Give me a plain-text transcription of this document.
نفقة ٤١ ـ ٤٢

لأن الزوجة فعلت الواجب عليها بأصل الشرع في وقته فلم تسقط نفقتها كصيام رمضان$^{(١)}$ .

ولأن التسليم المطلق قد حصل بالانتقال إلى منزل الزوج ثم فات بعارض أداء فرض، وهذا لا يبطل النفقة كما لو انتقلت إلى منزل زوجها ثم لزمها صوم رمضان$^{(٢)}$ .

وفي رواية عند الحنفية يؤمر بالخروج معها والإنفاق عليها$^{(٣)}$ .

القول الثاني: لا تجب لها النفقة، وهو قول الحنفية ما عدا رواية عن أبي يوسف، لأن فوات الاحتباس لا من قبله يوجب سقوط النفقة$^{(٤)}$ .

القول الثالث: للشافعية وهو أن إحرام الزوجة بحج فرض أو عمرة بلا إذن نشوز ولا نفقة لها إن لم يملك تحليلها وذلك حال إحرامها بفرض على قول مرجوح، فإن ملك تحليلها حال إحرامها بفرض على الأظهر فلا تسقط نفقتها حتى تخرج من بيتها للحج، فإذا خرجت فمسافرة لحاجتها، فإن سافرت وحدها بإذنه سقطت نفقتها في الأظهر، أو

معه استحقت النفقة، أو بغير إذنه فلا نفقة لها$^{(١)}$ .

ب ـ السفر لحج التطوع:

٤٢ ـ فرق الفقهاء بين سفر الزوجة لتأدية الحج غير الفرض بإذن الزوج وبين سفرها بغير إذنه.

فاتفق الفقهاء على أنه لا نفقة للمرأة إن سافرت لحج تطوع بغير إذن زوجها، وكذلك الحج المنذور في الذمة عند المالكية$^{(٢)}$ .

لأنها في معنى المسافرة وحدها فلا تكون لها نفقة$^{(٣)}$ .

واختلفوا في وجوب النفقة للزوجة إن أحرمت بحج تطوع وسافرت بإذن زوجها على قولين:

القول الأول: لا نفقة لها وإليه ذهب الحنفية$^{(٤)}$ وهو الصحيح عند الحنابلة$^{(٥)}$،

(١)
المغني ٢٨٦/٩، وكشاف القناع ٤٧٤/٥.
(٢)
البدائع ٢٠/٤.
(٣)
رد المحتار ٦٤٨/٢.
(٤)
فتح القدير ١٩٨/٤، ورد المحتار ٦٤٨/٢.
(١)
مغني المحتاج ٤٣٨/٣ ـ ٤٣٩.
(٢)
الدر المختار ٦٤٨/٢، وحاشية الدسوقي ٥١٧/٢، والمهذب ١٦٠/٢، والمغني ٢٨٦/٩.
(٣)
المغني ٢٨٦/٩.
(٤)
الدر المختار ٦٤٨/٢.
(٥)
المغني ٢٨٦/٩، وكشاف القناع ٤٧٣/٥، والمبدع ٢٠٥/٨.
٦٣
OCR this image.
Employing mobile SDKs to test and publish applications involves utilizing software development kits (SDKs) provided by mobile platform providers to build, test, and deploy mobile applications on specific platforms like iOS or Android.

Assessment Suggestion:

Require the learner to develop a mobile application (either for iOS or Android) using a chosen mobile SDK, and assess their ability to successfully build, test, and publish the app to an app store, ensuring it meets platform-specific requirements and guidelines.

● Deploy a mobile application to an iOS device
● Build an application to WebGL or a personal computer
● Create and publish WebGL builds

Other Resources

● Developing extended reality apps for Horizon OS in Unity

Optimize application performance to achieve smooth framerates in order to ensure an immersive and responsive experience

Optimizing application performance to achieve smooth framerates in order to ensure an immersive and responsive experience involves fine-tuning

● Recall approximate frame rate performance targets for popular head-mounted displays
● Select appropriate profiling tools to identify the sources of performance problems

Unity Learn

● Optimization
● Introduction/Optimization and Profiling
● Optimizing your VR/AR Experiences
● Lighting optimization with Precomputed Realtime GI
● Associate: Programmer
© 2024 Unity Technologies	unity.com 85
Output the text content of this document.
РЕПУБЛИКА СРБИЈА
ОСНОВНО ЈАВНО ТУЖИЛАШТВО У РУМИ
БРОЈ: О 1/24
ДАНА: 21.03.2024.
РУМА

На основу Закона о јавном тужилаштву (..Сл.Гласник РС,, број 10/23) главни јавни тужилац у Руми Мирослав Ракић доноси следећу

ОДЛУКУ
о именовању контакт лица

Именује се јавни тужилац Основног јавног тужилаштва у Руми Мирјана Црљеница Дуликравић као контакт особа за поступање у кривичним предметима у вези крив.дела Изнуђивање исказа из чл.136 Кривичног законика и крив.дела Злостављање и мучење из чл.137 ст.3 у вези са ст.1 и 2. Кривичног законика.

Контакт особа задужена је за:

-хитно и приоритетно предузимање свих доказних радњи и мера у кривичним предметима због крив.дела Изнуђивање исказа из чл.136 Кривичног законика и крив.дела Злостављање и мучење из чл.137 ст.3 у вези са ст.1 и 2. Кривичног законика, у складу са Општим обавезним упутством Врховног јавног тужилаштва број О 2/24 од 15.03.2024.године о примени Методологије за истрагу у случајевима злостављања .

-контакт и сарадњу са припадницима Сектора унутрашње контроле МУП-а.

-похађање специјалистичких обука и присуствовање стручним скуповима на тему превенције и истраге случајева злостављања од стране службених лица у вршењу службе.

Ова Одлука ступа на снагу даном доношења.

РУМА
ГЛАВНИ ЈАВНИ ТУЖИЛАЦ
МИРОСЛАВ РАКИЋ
###
## What the task asks
Recopy the whole listing exactly.

## Expected answer
Give me a plain-text transcription of this document.
نفقة ٤١ ـ ٤٢

لأن الزوجة فعلت الواجب عليها بأصل الشرع في وقته فلم تسقط نفقتها كصيام رمضان$^{(١)}$ .

ولأن التسليم المطلق قد حصل بالانتقال إلى منزل الزوج ثم فات بعارض أداء فرض، وهذا لا يبطل النفقة كما لو انتقلت إلى منزل زوجها ثم لزمها صوم رمضان$^{(٢)}$ .

وفي رواية عند الحنفية يؤمر بالخروج معها والإنفاق عليها$^{(٣)}$ .

القول الثاني: لا تجب لها النفقة، وهو قول الحنفية ما عدا رواية عن أبي يوسف، لأن فوات الاحتباس لا من قبله يوجب سقوط النفقة$^{(٤)}$ .

القول الثالث: للشافعية وهو أن إحرام الزوجة بحج فرض أو عمرة بلا إذن نشوز ولا نفقة لها إن لم يملك تحليلها وذلك حال إحرامها بفرض على قول مرجوح، فإن ملك تحليلها حال إحرامها بفرض على الأظهر فلا تسقط نفقتها حتى تخرج من بيتها للحج، فإذا خرجت فمسافرة لحاجتها، فإن سافرت وحدها بإذنه سقطت نفقتها في الأظهر، أو

معه استحقت النفقة، أو بغير إذنه فلا نفقة لها$^{(١)}$ .

ب ـ السفر لحج التطوع:

٤٢ ـ فرق الفقهاء بين سفر الزوجة لتأدية الحج غير الفرض بإذن الزوج وبين سفرها بغير إذنه.

فاتفق الفقهاء على أنه لا نفقة للمرأة إن سافرت لحج تطوع بغير إذن زوجها، وكذلك الحج المنذور في الذمة عند المالكية$^{(٢)}$ .

لأنها في معنى المسافرة وحدها فلا تكون لها نفقة$^{(٣)}$ .

واختلفوا في وجوب النفقة للزوجة إن أحرمت بحج تطوع وسافرت بإذن زوجها على قولين:

القول الأول: لا نفقة لها وإليه ذهب الحنفية$^{(٤)}$ وهو الصحيح عند الحنابلة$^{(٥)}$،

(١)
المغني ٢٨٦/٩، وكشاف القناع ٤٧٤/٥.
(٢)
البدائع ٢٠/٤.
(٣)
رد المحتار ٦٤٨/٢.
(٤)
فتح القدير ١٩٨/٤، ورد المحتار ٦٤٨/٢.
(١)
مغني المحتاج ٤٣٨/٣ ـ ٤٣٩.
(٢)
الدر المختار ٦٤٨/٢، وحاشية الدسوقي ٥١٧/٢، والمهذب ١٦٠/٢، والمغني ٢٨٦/٩.
(٣)
المغني ٢٨٦/٩.
(٤)
الدر المختار ٦٤٨/٢.
(٥)
المغني ٢٨٦/٩، وكشاف القناع ٤٧٣/٥، والمبدع ٢٠٥/٨.
٦٣
OCR this image.
Employing mobile SDKs to test and publish applications involves utilizing software development kits (SDKs) provided by mobile platform providers to build, test, and deploy mobile applications on specific platforms like iOS or Android.

Assessment Suggestion:

Require the learner to develop a mobile application (either for iOS or Android) using a chosen mobile SDK, and assess their ability to successfully build, test, and publish the app to an app store, ensuring it meets platform-specific requirements and guidelines.

● Deploy a mobile application to an iOS device
● Build an application to WebGL or a personal computer
● Create and publish WebGL builds

Other Resources

● Developing extended reality apps for Horizon OS in Unity

Optimize application performance to achieve smooth framerates in order to ensure an immersive and responsive experience

Optimizing application performance to achieve smooth framerates in order to ensure an immersive and responsive experience involves fine-tuning

● Recall approximate frame rate performance targets for popular head-mounted displays
● Select appropriate profiling tools to identify the sources of performance problems

Unity Learn

● Optimization
● Introduction/Optimization and Profiling
● Optimizing your VR/AR Experiences
● Lighting optimization with Precomputed Realtime GI
● Associate: Programmer
© 2024 Unity Technologies	unity.com 85
Output the text content of this document.
РЕПУБЛИКА СРБИЈА
ОСНОВНО ЈАВНО ТУЖИЛАШТВО У РУМИ
БРОЈ: О 1/24
ДАНА: 21.03.2024.
РУМА

На основу Закона о јавном тужилаштву (..Сл.Гласник РС,, број 10/23) главни јавни тужилац у Руми Мирослав Ракић доноси следећу

ОДЛУКУ
о именовању контакт лица

Именује се јавни тужилац Основног јавног тужилаштва у Руми Мирјана Црљеница Дуликравић као контакт особа за поступање у кривичним предметима у вези крив.дела Изнуђивање исказа из чл.136 Кривичног законика и крив.дела Злостављање и мучење из чл.137 ст.3 у вези са ст.1 и 2. Кривичног законика.

Контакт особа задужена је за:

-хитно и приоритетно предузимање свих доказних радњи и мера у кривичним предметима због крив.дела Изнуђивање исказа из чл.136 Кривичног законика и крив.дела Злостављање и мучење из чл.137 ст.3 у вези са ст.1 и 2. Кривичног законика, у складу са Општим обавезним упутством Врховног јавног тужилаштва број О 2/24 од 15.03.2024.године о примени Методологије за истрагу у случајевима злостављања .

-контакт и сарадњу са припадницима Сектора унутрашње контроле МУП-а.

-похађање специјалистичких обука и присуствовање стручним скуповима на тему превенције и истраге случајева злостављања од стране службених лица у вршењу службе.

Ова Одлука ступа на снагу даном доношења.

РУМА
ГЛАВНИ ЈАВНИ ТУЖИЛАЦ
МИРОСЛАВ РАКИЋ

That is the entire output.